▸ **Records from a dataset**
--------

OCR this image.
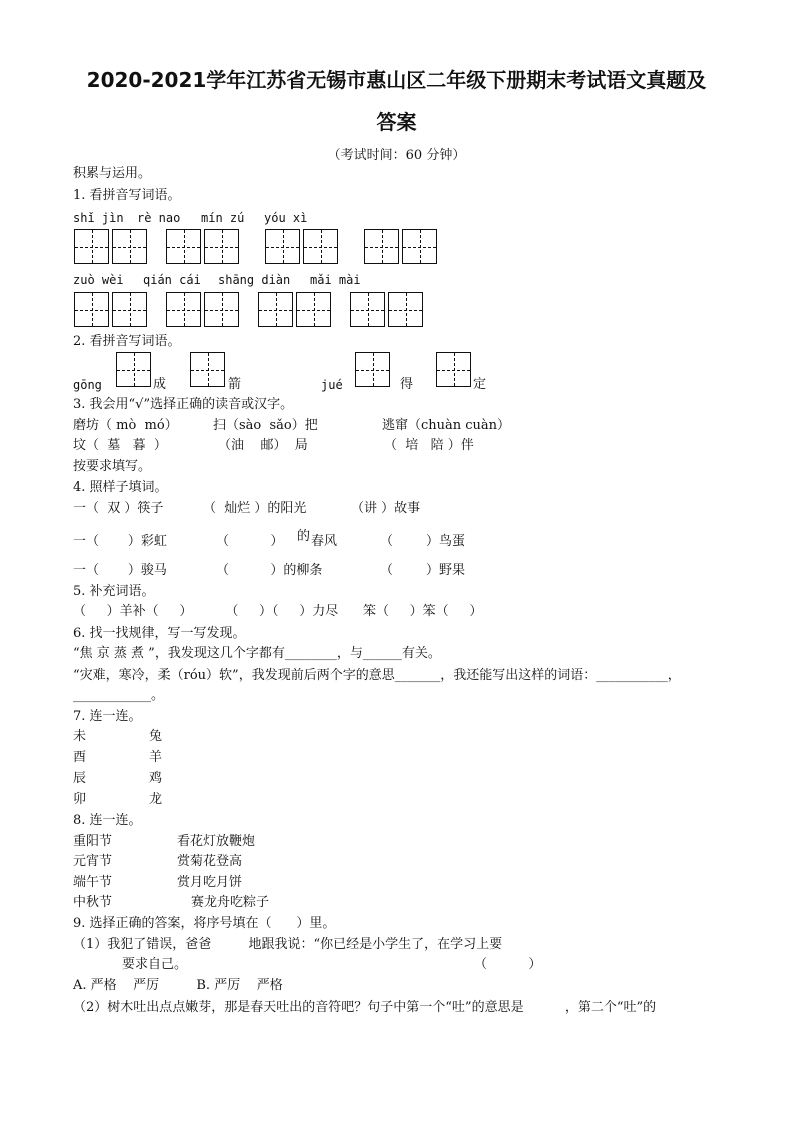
2020-2021学年江苏省无锡市惠山区二年级下册期末考试语文真题及
答案
（考试时间：60 分钟）
积累与运用。
1. 看拼音写词语。
shǐ jìn rè nao mín zú yóu xì
zuò wèi qián cái shāng diàn mǎi mài
2. 看拼音写词语。
gōng	成	箭	jué	得	定
3. 我会用“√”选择正确的读音或汉字。
磨坊（ mò  mó）	扫（sào  sǎo）把	逃窜（chuàn cuàn）
坟（  墓   暮  ）	（油    邮）  局	（  培   陪 ）伴
按要求填写。
4. 照样子填词。
一（  双 ）筷子	（  灿烂 ）的阳光	（讲 ）故事
一（       ）彩虹	（          ） 的 春风	（        ）鸟蛋
一（       ）骏马	（          ）的柳条	（        ）野果
5. 补充词语。
（     ）羊补（     ）        （     ）（     ）力尽      笨（     ）笨（     ）
6. 找一找规律，写一写发现。
“焦 京 蒸 煮 ”，我发现这几个字都有________，与______有关。
“灾难，寒冷，柔（róu）软”，我发现前后两个字的意思_______，我还能写出这样的词语：___________，
____________。
7. 连一连。
未	兔
酉	羊
辰	鸡
卯	龙
8. 连一连。
重阳节	看花灯放鞭炮
元宵节	赏菊花登高
端午节	赏月吃月饼
中秋节	赛龙舟吃粽子
9. 选择正确的答案，将序号填在（      ）里。
（1）我犯了错误，爸爸         地跟我说：“你已经是小学生了，在学习上要
要求自己。	（          ）
A. 严格    严厉         B. 严厉    严格
（2）树木吐出点点嫩芽，那是春天吐出的音符吧？句子中第一个“吐”的意思是          ，第二个“吐”的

--------

▸ **PROBLEM DESCRIPTION**
Set down every entry word for word, but omit the pictures.

▸ **THE RESPONSE**
OCR this image.
2020-2021学年江苏省无锡市惠山区二年级下册期末考试语文真题及
答案
（考试时间：60 分钟）
积累与运用。
1. 看拼音写词语。
shǐ jìn rè nao mín zú yóu xì
zuò wèi qián cái shāng diàn mǎi mài
2. 看拼音写词语。
gōng	成	箭	jué	得	定
3. 我会用“√”选择正确的读音或汉字。
磨坊（ mò  mó）	扫（sào  sǎo）把	逃窜（chuàn cuàn）
坟（  墓   暮  ）	（油    邮）  局	（  培   陪 ）伴
按要求填写。
4. 照样子填词。
一（  双 ）筷子	（  灿烂 ）的阳光	（讲 ）故事
一（       ）彩虹	（          ） 的 春风	（        ）鸟蛋
一（       ）骏马	（          ）的柳条	（        ）野果
5. 补充词语。
（     ）羊补（     ）        （     ）（     ）力尽      笨（     ）笨（     ）
6. 找一找规律，写一写发现。
“焦 京 蒸 煮 ”，我发现这几个字都有________，与______有关。
“灾难，寒冷，柔（róu）软”，我发现前后两个字的意思_______，我还能写出这样的词语：___________，
____________。
7. 连一连。
未	兔
酉	羊
辰	鸡
卯	龙
8. 连一连。
重阳节	看花灯放鞭炮
元宵节	赏菊花登高
端午节	赏月吃月饼
中秋节	赛龙舟吃粽子
9. 选择正确的答案，将序号填在（      ）里。
（1）我犯了错误，爸爸         地跟我说：“你已经是小学生了，在学习上要
要求自己。	（          ）
A. 严格    严厉         B. 严厉    严格
（2）树木吐出点点嫩芽，那是春天吐出的音符吧？句子中第一个“吐”的意思是          ，第二个“吐”的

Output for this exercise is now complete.